(BRIEF) Read through the records below and copy each line that uses the word "COINBASE".

* start RECORDS SHOWN *

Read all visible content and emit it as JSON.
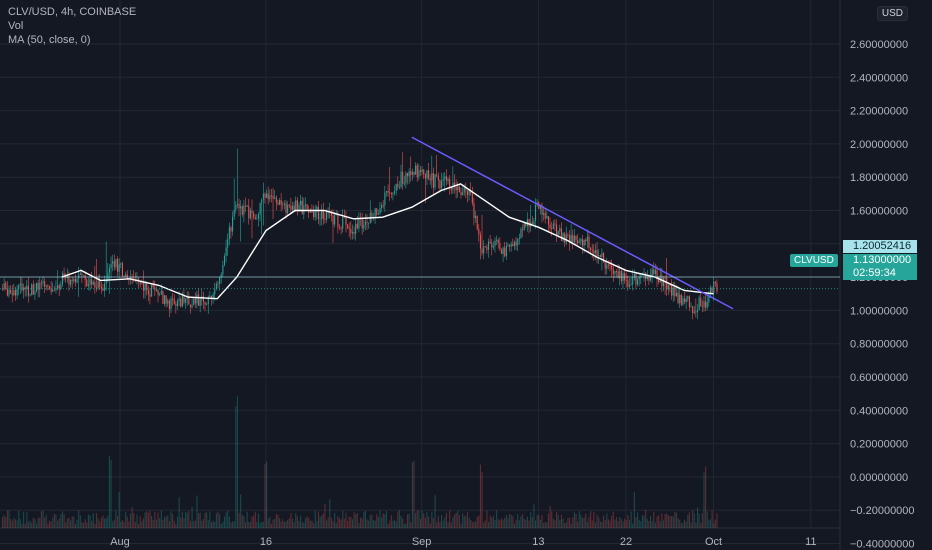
{
  "header": {
    "symbol_line": "CLV/USD, 4h, COINBASE",
    "vol_label": "Vol",
    "ma_label": "MA (50, close, 0)"
  },
  "currency_button": "USD",
  "price_tags": {
    "crosshair_price": "1.20052416",
    "symbol": "CLVUSD",
    "last_price": "1.13000000",
    "countdown": "02:59:34"
  },
  "colors": {
    "background": "#141823",
    "grid": "#232734",
    "up": "#26a69a",
    "down": "#ef5350",
    "ma": "#ffffff",
    "trendline": "#6a5cff",
    "crosshair_tag": "#a8e3ec",
    "last_tag": "#26a69a"
  },
  "chart_data": {
    "type": "candlestick",
    "title": "CLV/USD, 4h, COINBASE",
    "ylim": [
      -0.5,
      2.66
    ],
    "y_ticks": [
      "2.60000000",
      "2.40000000",
      "2.20000000",
      "2.00000000",
      "1.80000000",
      "1.60000000",
      "1.40000000",
      "1.20000000",
      "1.00000000",
      "0.80000000",
      "0.60000000",
      "0.40000000",
      "0.20000000",
      "0.00000000",
      "−0.20000000",
      "−0.40000000"
    ],
    "y_tick_values": [
      2.6,
      2.4,
      2.2,
      2.0,
      1.8,
      1.6,
      1.4,
      1.2,
      1.0,
      0.8,
      0.6,
      0.4,
      0.2,
      0.0,
      -0.2,
      -0.4
    ],
    "x_ticks": [
      "Aug",
      "16",
      "Sep",
      "13",
      "22",
      "Oct",
      "11"
    ],
    "x_tick_dates": [
      "2021-08-01",
      "2021-08-16",
      "2021-09-01",
      "2021-09-13",
      "2021-09-22",
      "2021-10-01",
      "2021-10-11"
    ],
    "x_range": [
      "2021-07-26",
      "2021-10-15"
    ],
    "price_path": [
      {
        "date": "2021-07-26",
        "price": 1.18,
        "low": 1.05,
        "high": 1.35
      },
      {
        "date": "2021-07-28",
        "price": 1.2,
        "low": 1.08,
        "high": 1.4
      },
      {
        "date": "2021-07-30",
        "price": 1.12,
        "low": 1.05,
        "high": 1.3
      },
      {
        "date": "2021-07-31",
        "price": 1.3,
        "low": 1.1,
        "high": 1.72
      },
      {
        "date": "2021-08-02",
        "price": 1.18,
        "low": 1.08,
        "high": 1.48
      },
      {
        "date": "2021-08-04",
        "price": 1.12,
        "low": 1.02,
        "high": 1.25
      },
      {
        "date": "2021-08-06",
        "price": 1.05,
        "low": 0.95,
        "high": 1.15
      },
      {
        "date": "2021-08-08",
        "price": 1.06,
        "low": 0.98,
        "high": 1.18
      },
      {
        "date": "2021-08-10",
        "price": 1.04,
        "low": 0.97,
        "high": 1.12
      },
      {
        "date": "2021-08-11",
        "price": 1.15,
        "low": 1.02,
        "high": 1.3
      },
      {
        "date": "2021-08-12",
        "price": 1.45,
        "low": 1.15,
        "high": 1.65
      },
      {
        "date": "2021-08-13",
        "price": 1.62,
        "low": 1.4,
        "high": 2.0
      },
      {
        "date": "2021-08-15",
        "price": 1.58,
        "low": 1.45,
        "high": 1.78
      },
      {
        "date": "2021-08-16",
        "price": 1.72,
        "low": 1.5,
        "high": 2.05
      },
      {
        "date": "2021-08-18",
        "price": 1.62,
        "low": 1.52,
        "high": 1.78
      },
      {
        "date": "2021-08-20",
        "price": 1.62,
        "low": 1.55,
        "high": 1.72
      },
      {
        "date": "2021-08-23",
        "price": 1.55,
        "low": 1.35,
        "high": 1.62
      },
      {
        "date": "2021-08-25",
        "price": 1.5,
        "low": 1.38,
        "high": 1.6
      },
      {
        "date": "2021-08-27",
        "price": 1.58,
        "low": 1.48,
        "high": 1.7
      },
      {
        "date": "2021-08-29",
        "price": 1.75,
        "low": 1.55,
        "high": 1.95
      },
      {
        "date": "2021-08-31",
        "price": 1.85,
        "low": 1.65,
        "high": 2.18
      },
      {
        "date": "2021-09-02",
        "price": 1.78,
        "low": 1.68,
        "high": 1.9
      },
      {
        "date": "2021-09-04",
        "price": 1.75,
        "low": 1.65,
        "high": 1.85
      },
      {
        "date": "2021-09-06",
        "price": 1.7,
        "low": 1.6,
        "high": 1.78
      },
      {
        "date": "2021-09-07",
        "price": 1.35,
        "low": 1.05,
        "high": 1.55
      },
      {
        "date": "2021-09-08",
        "price": 1.4,
        "low": 1.25,
        "high": 1.5
      },
      {
        "date": "2021-09-10",
        "price": 1.35,
        "low": 1.22,
        "high": 1.48
      },
      {
        "date": "2021-09-11",
        "price": 1.45,
        "low": 1.3,
        "high": 1.62
      },
      {
        "date": "2021-09-13",
        "price": 1.62,
        "low": 1.45,
        "high": 1.7
      },
      {
        "date": "2021-09-15",
        "price": 1.45,
        "low": 1.35,
        "high": 1.55
      },
      {
        "date": "2021-09-18",
        "price": 1.4,
        "low": 1.3,
        "high": 1.48
      },
      {
        "date": "2021-09-20",
        "price": 1.28,
        "low": 1.15,
        "high": 1.38
      },
      {
        "date": "2021-09-22",
        "price": 1.18,
        "low": 1.1,
        "high": 1.3
      },
      {
        "date": "2021-09-24",
        "price": 1.22,
        "low": 1.12,
        "high": 1.3
      },
      {
        "date": "2021-09-26",
        "price": 1.18,
        "low": 1.08,
        "high": 1.32
      },
      {
        "date": "2021-09-27",
        "price": 1.08,
        "low": 1.0,
        "high": 1.18
      },
      {
        "date": "2021-09-29",
        "price": 1.02,
        "low": 0.95,
        "high": 1.1
      },
      {
        "date": "2021-09-30",
        "price": 1.05,
        "low": 0.98,
        "high": 1.12
      },
      {
        "date": "2021-10-01",
        "price": 1.13,
        "low": 1.05,
        "high": 1.22
      }
    ],
    "ma_path": [
      {
        "date": "2021-07-26",
        "price": 1.2
      },
      {
        "date": "2021-07-28",
        "price": 1.24
      },
      {
        "date": "2021-07-30",
        "price": 1.18
      },
      {
        "date": "2021-08-02",
        "price": 1.19
      },
      {
        "date": "2021-08-05",
        "price": 1.15
      },
      {
        "date": "2021-08-08",
        "price": 1.08
      },
      {
        "date": "2021-08-11",
        "price": 1.07
      },
      {
        "date": "2021-08-13",
        "price": 1.2
      },
      {
        "date": "2021-08-16",
        "price": 1.48
      },
      {
        "date": "2021-08-19",
        "price": 1.6
      },
      {
        "date": "2021-08-22",
        "price": 1.6
      },
      {
        "date": "2021-08-25",
        "price": 1.55
      },
      {
        "date": "2021-08-28",
        "price": 1.56
      },
      {
        "date": "2021-08-31",
        "price": 1.62
      },
      {
        "date": "2021-09-03",
        "price": 1.72
      },
      {
        "date": "2021-09-05",
        "price": 1.76
      },
      {
        "date": "2021-09-07",
        "price": 1.68
      },
      {
        "date": "2021-09-10",
        "price": 1.56
      },
      {
        "date": "2021-09-13",
        "price": 1.5
      },
      {
        "date": "2021-09-16",
        "price": 1.42
      },
      {
        "date": "2021-09-19",
        "price": 1.32
      },
      {
        "date": "2021-09-22",
        "price": 1.24
      },
      {
        "date": "2021-09-25",
        "price": 1.2
      },
      {
        "date": "2021-09-28",
        "price": 1.12
      },
      {
        "date": "2021-10-01",
        "price": 1.1
      }
    ],
    "trendline": {
      "start": {
        "date": "2021-08-31",
        "price": 2.04
      },
      "end": {
        "date": "2021-10-03",
        "price": 1.01
      }
    },
    "crosshair_price": 1.20052416,
    "last_price": 1.13,
    "volume_spikes": [
      {
        "date": "2021-07-31",
        "relative": 0.55
      },
      {
        "date": "2021-08-13",
        "relative": 0.95
      },
      {
        "date": "2021-08-16",
        "relative": 0.55
      },
      {
        "date": "2021-08-31",
        "relative": 0.6
      },
      {
        "date": "2021-09-07",
        "relative": 0.45
      },
      {
        "date": "2021-09-30",
        "relative": 0.45
      }
    ]
  }
}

* end RECORDS SHOWN *

(RESULT FOR THIS EXERCISE)
    "symbol_line": "CLV/USD, 4h, COINBASE",
    "title": "CLV/USD, 4h, COINBASE",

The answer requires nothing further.